• [RECORD LIST]
++++++
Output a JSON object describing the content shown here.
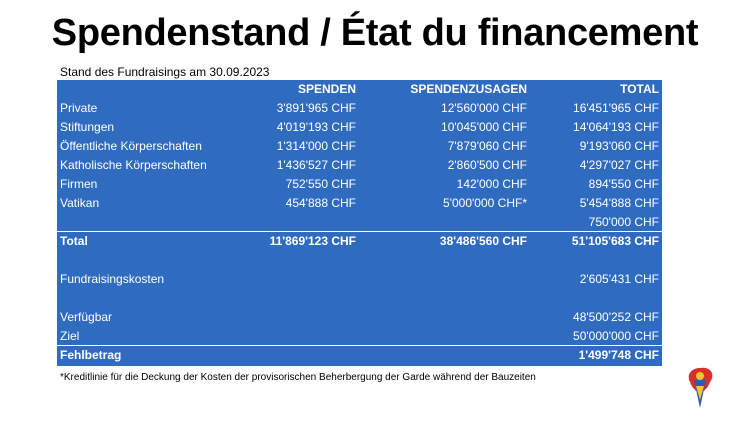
{
  "header": {
    "title": "Spendenstand / État du financement",
    "subtitle": "Stand des Fundraisings am 30.09.2023"
  },
  "table": {
    "columns": [
      "SPENDEN",
      "SPENDENZUSAGEN",
      "TOTAL"
    ],
    "rows": [
      {
        "label": "Private",
        "spenden": "3'891'965 CHF",
        "zusagen": "12'560'000 CHF",
        "total": "16'451'965 CHF"
      },
      {
        "label": "Stiftungen",
        "spenden": "4'019'193 CHF",
        "zusagen": "10'045'000 CHF",
        "total": "14'064'193 CHF"
      },
      {
        "label": "Öffentliche Körperschaften",
        "spenden": "1'314'000 CHF",
        "zusagen": "7'879'060 CHF",
        "total": "9'193'060 CHF"
      },
      {
        "label": "Katholische Körperschaften",
        "spenden": "1'436'527 CHF",
        "zusagen": "2'860'500 CHF",
        "total": "4'297'027 CHF"
      },
      {
        "label": "Firmen",
        "spenden": "752'550 CHF",
        "zusagen": "142'000 CHF",
        "total": "894'550 CHF"
      },
      {
        "label": "Vatikan",
        "spenden": "454'888 CHF",
        "zusagen": "5'000'000 CHF*",
        "total": "5'454'888 CHF"
      },
      {
        "total": "750'000 CHF"
      },
      {
        "label": "Total",
        "spenden": "11'869'123 CHF",
        "zusagen": "38'486'560 CHF",
        "total": "51'105'683 CHF"
      },
      {
        "label": "Fundraisingskosten",
        "total": "2'605'431 CHF"
      },
      {
        "label": "Verfügbar",
        "total": "48'500'252 CHF"
      },
      {
        "label": "Ziel",
        "total": "50'000'000 CHF"
      },
      {
        "label": "Fehlbetrag",
        "total": "1'499'748 CHF"
      }
    ]
  },
  "footnote": "*Kreditlinie für die Deckung der Kosten der provisorischen Beherbergung der Garde während der Bauzeiten"
}
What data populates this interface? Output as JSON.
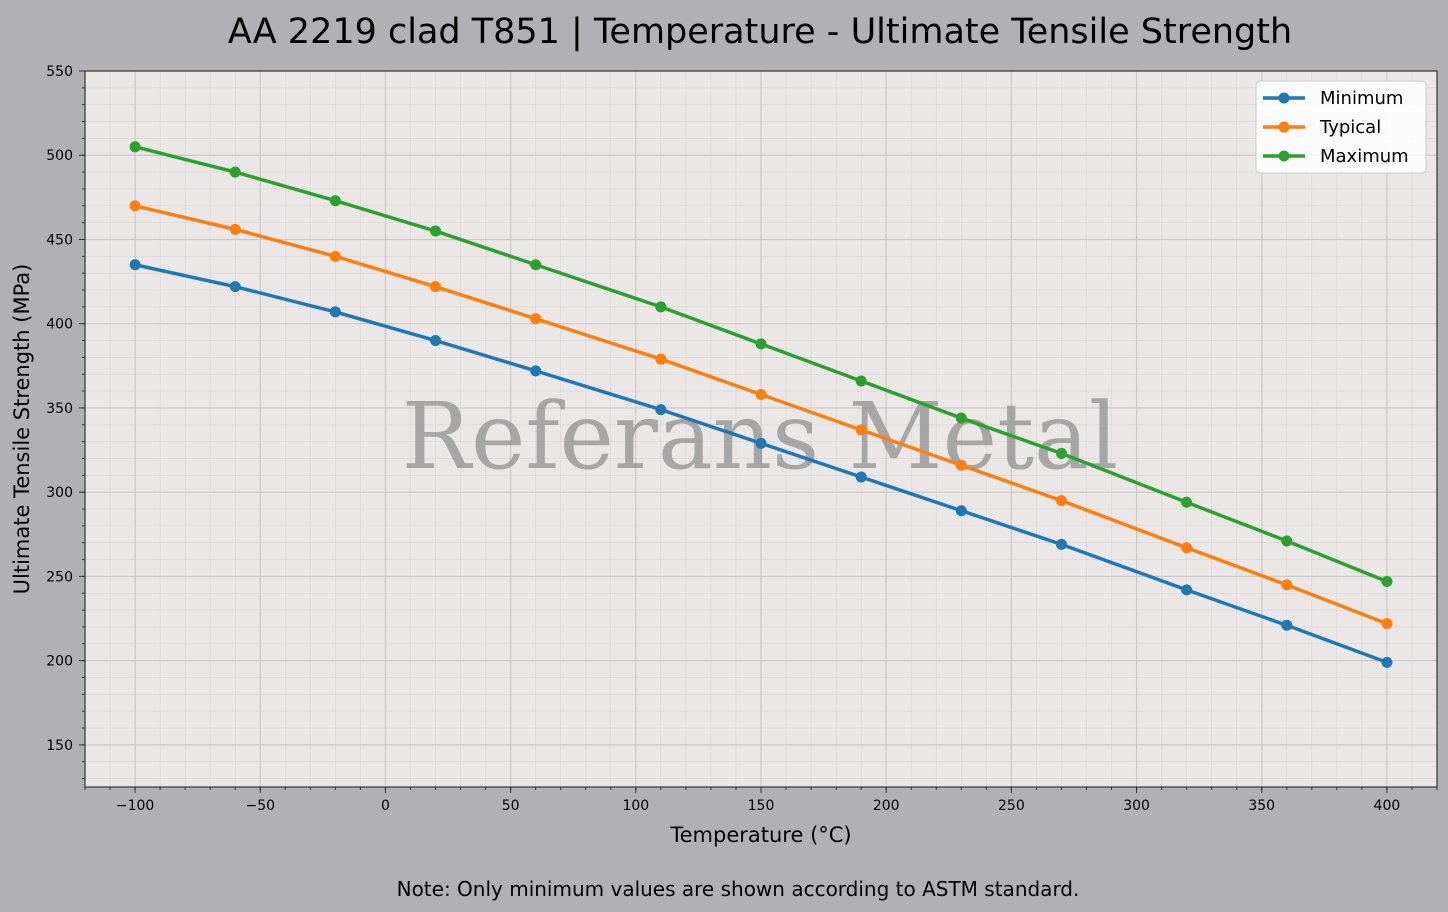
{
  "chart_data": {
    "type": "line",
    "title": "AA 2219 clad T851 | Temperature - Ultimate Tensile Strength",
    "xlabel": "Temperature (°C)",
    "ylabel": "Ultimate Tensile Strength (MPa)",
    "xlim": [
      -120,
      420
    ],
    "ylim": [
      125,
      550
    ],
    "xticks": [
      -100,
      -50,
      0,
      50,
      100,
      150,
      200,
      250,
      300,
      350,
      400
    ],
    "xtick_labels": [
      "−100",
      "−50",
      "0",
      "50",
      "100",
      "150",
      "200",
      "250",
      "300",
      "350",
      "400"
    ],
    "yticks": [
      150,
      200,
      250,
      300,
      350,
      400,
      450,
      500,
      550
    ],
    "grid": true,
    "minor_grid": true,
    "legend_position": "top-right",
    "x": [
      -100,
      -60,
      -20,
      20,
      60,
      110,
      150,
      190,
      230,
      270,
      320,
      360,
      400
    ],
    "series": [
      {
        "name": "Minimum",
        "color": "#1f77b4",
        "values": [
          435,
          422,
          407,
          390,
          372,
          349,
          329,
          309,
          289,
          269,
          242,
          221,
          199
        ]
      },
      {
        "name": "Typical",
        "color": "#ff7f0e",
        "values": [
          470,
          456,
          440,
          422,
          403,
          379,
          358,
          337,
          316,
          295,
          267,
          245,
          222
        ]
      },
      {
        "name": "Maximum",
        "color": "#2ca02c",
        "values": [
          505,
          490,
          473,
          455,
          435,
          410,
          388,
          366,
          344,
          323,
          294,
          271,
          247
        ]
      }
    ],
    "watermark": "Referans Metal",
    "note": "Note: Only minimum values are shown according to ASTM standard."
  }
}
++++++
• [REQUIREMENTS] What comes back should match the records exactly, minus any pictures.

• [SOLUTION FOR THIS PROBLEM]
Output a JSON object describing the content shown here.
{
  "header": {
    "title": "Spendenstand / État du financement",
    "subtitle": "Stand des Fundraisings am 30.09.2023"
  },
  "table": {
    "columns": [
      "SPENDEN",
      "SPENDENZUSAGEN",
      "TOTAL"
    ],
    "rows": [
      {
        "label": "Private",
        "spenden": "3'891'965 CHF",
        "zusagen": "12'560'000 CHF",
        "total": "16'451'965 CHF"
      },
      {
        "label": "Stiftungen",
        "spenden": "4'019'193 CHF",
        "zusagen": "10'045'000 CHF",
        "total": "14'064'193 CHF"
      },
      {
        "label": "Öffentliche Körperschaften",
        "spenden": "1'314'000 CHF",
        "zusagen": "7'879'060 CHF",
        "total": "9'193'060 CHF"
      },
      {
        "label": "Katholische Körperschaften",
        "spenden": "1'436'527 CHF",
        "zusagen": "2'860'500 CHF",
        "total": "4'297'027 CHF"
      },
      {
        "label": "Firmen",
        "spenden": "752'550 CHF",
        "zusagen": "142'000 CHF",
        "total": "894'550 CHF"
      },
      {
        "label": "Vatikan",
        "spenden": "454'888 CHF",
        "zusagen": "5'000'000 CHF*",
        "total": "5'454'888 CHF"
      },
      {
        "total": "750'000 CHF"
      },
      {
        "label": "Total",
        "spenden": "11'869'123 CHF",
        "zusagen": "38'486'560 CHF",
        "total": "51'105'683 CHF"
      },
      {
        "label": "Fundraisingskosten",
        "total": "2'605'431 CHF"
      },
      {
        "label": "Verfügbar",
        "total": "48'500'252 CHF"
      },
      {
        "label": "Ziel",
        "total": "50'000'000 CHF"
      },
      {
        "label": "Fehlbetrag",
        "total": "1'499'748 CHF"
      }
    ]
  },
  "footnote": "*Kreditlinie für die Deckung der Kosten der provisorischen Beherbergung der Garde während der Bauzeiten"
}
What data populates this interface? Output as JSON.
{
  "chart_data": {
    "type": "line",
    "title": "AA 2219 clad T851 | Temperature - Ultimate Tensile Strength",
    "xlabel": "Temperature (°C)",
    "ylabel": "Ultimate Tensile Strength (MPa)",
    "xlim": [
      -120,
      420
    ],
    "ylim": [
      125,
      550
    ],
    "xticks": [
      -100,
      -50,
      0,
      50,
      100,
      150,
      200,
      250,
      300,
      350,
      400
    ],
    "xtick_labels": [
      "−100",
      "−50",
      "0",
      "50",
      "100",
      "150",
      "200",
      "250",
      "300",
      "350",
      "400"
    ],
    "yticks": [
      150,
      200,
      250,
      300,
      350,
      400,
      450,
      500,
      550
    ],
    "grid": true,
    "minor_grid": true,
    "legend_position": "top-right",
    "x": [
      -100,
      -60,
      -20,
      20,
      60,
      110,
      150,
      190,
      230,
      270,
      320,
      360,
      400
    ],
    "series": [
      {
        "name": "Minimum",
        "color": "#1f77b4",
        "values": [
          435,
          422,
          407,
          390,
          372,
          349,
          329,
          309,
          289,
          269,
          242,
          221,
          199
        ]
      },
      {
        "name": "Typical",
        "color": "#ff7f0e",
        "values": [
          470,
          456,
          440,
          422,
          403,
          379,
          358,
          337,
          316,
          295,
          267,
          245,
          222
        ]
      },
      {
        "name": "Maximum",
        "color": "#2ca02c",
        "values": [
          505,
          490,
          473,
          455,
          435,
          410,
          388,
          366,
          344,
          323,
          294,
          271,
          247
        ]
      }
    ],
    "watermark": "Referans Metal",
    "note": "Note: Only minimum values are shown according to ASTM standard."
  }
}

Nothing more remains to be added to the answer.